- Task details
Give the data below again exactly as it stands. Omit the pictures.
— START Data to use —
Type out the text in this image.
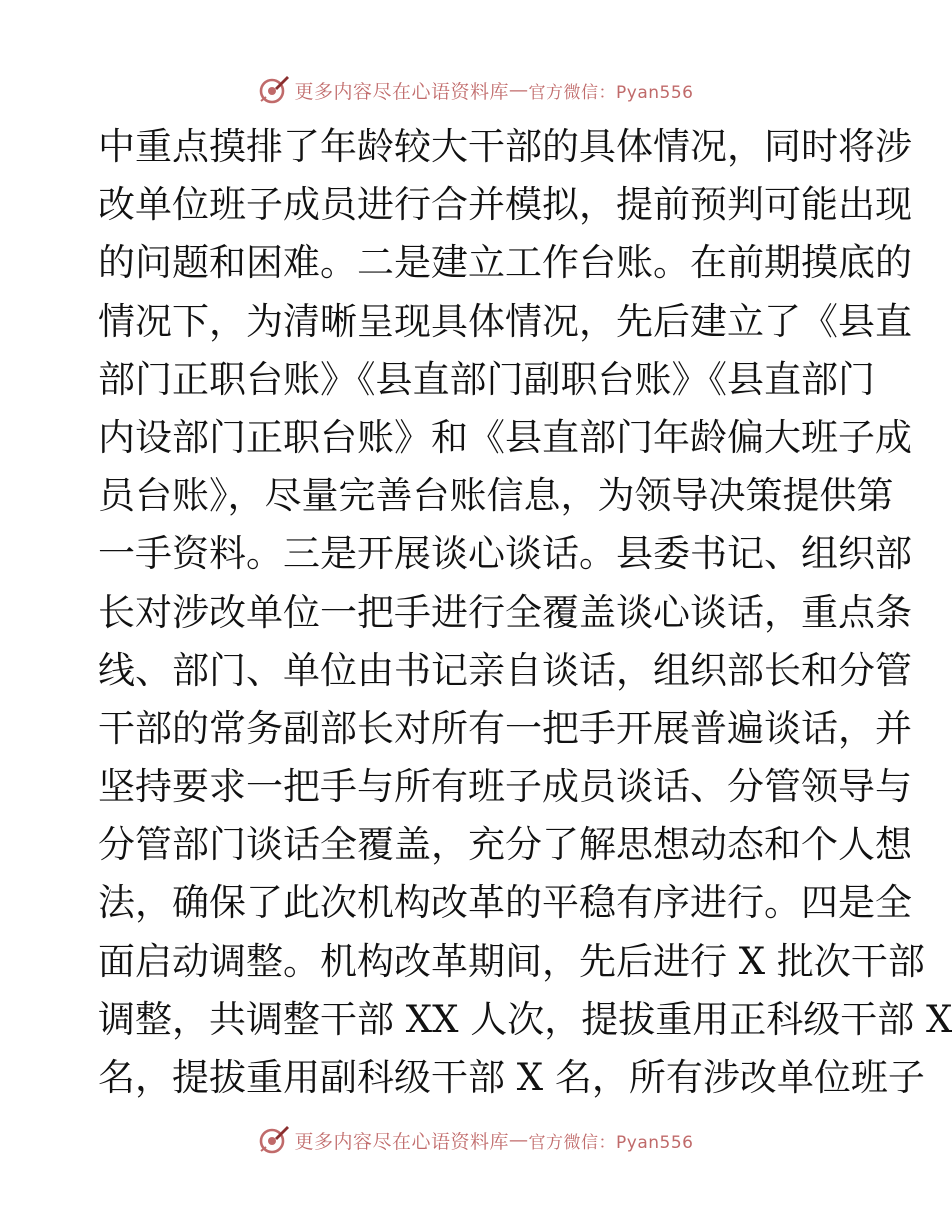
更多内容尽在心语资料库 — 官方微信：Pyan556
中重点摸排了年龄较大干部的具体情况，同时将涉
改单位班子成员进行合并模拟，提前预判可能出现
的问题和困难。二是建立工作台账。在前期摸底的
情况下，为清晰呈现具体情况，先后建立了《县直
部门正职台账》《县直部门副职台账》《县直部门
内设部门正职台账》和《县直部门年龄偏大班子成
员台账》，尽量完善台账信息，为领导决策提供第
一手资料。三是开展谈心谈话。县委书记、组织部
长对涉改单位一把手进行全覆盖谈心谈话，重点条
线、部门、单位由书记亲自谈话，组织部长和分管
干部的常务副部长对所有一把手开展普遍谈话，并
坚持要求一把手与所有班子成员谈话、分管领导与
分管部门谈话全覆盖，充分了解思想动态和个人想
法，确保了此次机构改革的平稳有序进行。四是全
面启动调整。机构改革期间，先后进行 X 批次干部
调整，共调整干部 XX 人次，提拔重用正科级干部 X
名，提拔重用副科级干部 X 名，所有涉改单位班子
更多内容尽在心语资料库 — 官方微信：Pyan556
— END Data to use —
- Solved problem
Type out the text in this image.
更多内容尽在心语资料库 — 官方微信：Pyan556
中重点摸排了年龄较大干部的具体情况，同时将涉
改单位班子成员进行合并模拟，提前预判可能出现
的问题和困难。二是建立工作台账。在前期摸底的
情况下，为清晰呈现具体情况，先后建立了《县直
部门正职台账》《县直部门副职台账》《县直部门
内设部门正职台账》和《县直部门年龄偏大班子成
员台账》，尽量完善台账信息，为领导决策提供第
一手资料。三是开展谈心谈话。县委书记、组织部
长对涉改单位一把手进行全覆盖谈心谈话，重点条
线、部门、单位由书记亲自谈话，组织部长和分管
干部的常务副部长对所有一把手开展普遍谈话，并
坚持要求一把手与所有班子成员谈话、分管领导与
分管部门谈话全覆盖，充分了解思想动态和个人想
法，确保了此次机构改革的平稳有序进行。四是全
面启动调整。机构改革期间，先后进行 X 批次干部
调整，共调整干部 XX 人次，提拔重用正科级干部 X
名，提拔重用副科级干部 X 名，所有涉改单位班子
更多内容尽在心语资料库 — 官方微信：Pyan556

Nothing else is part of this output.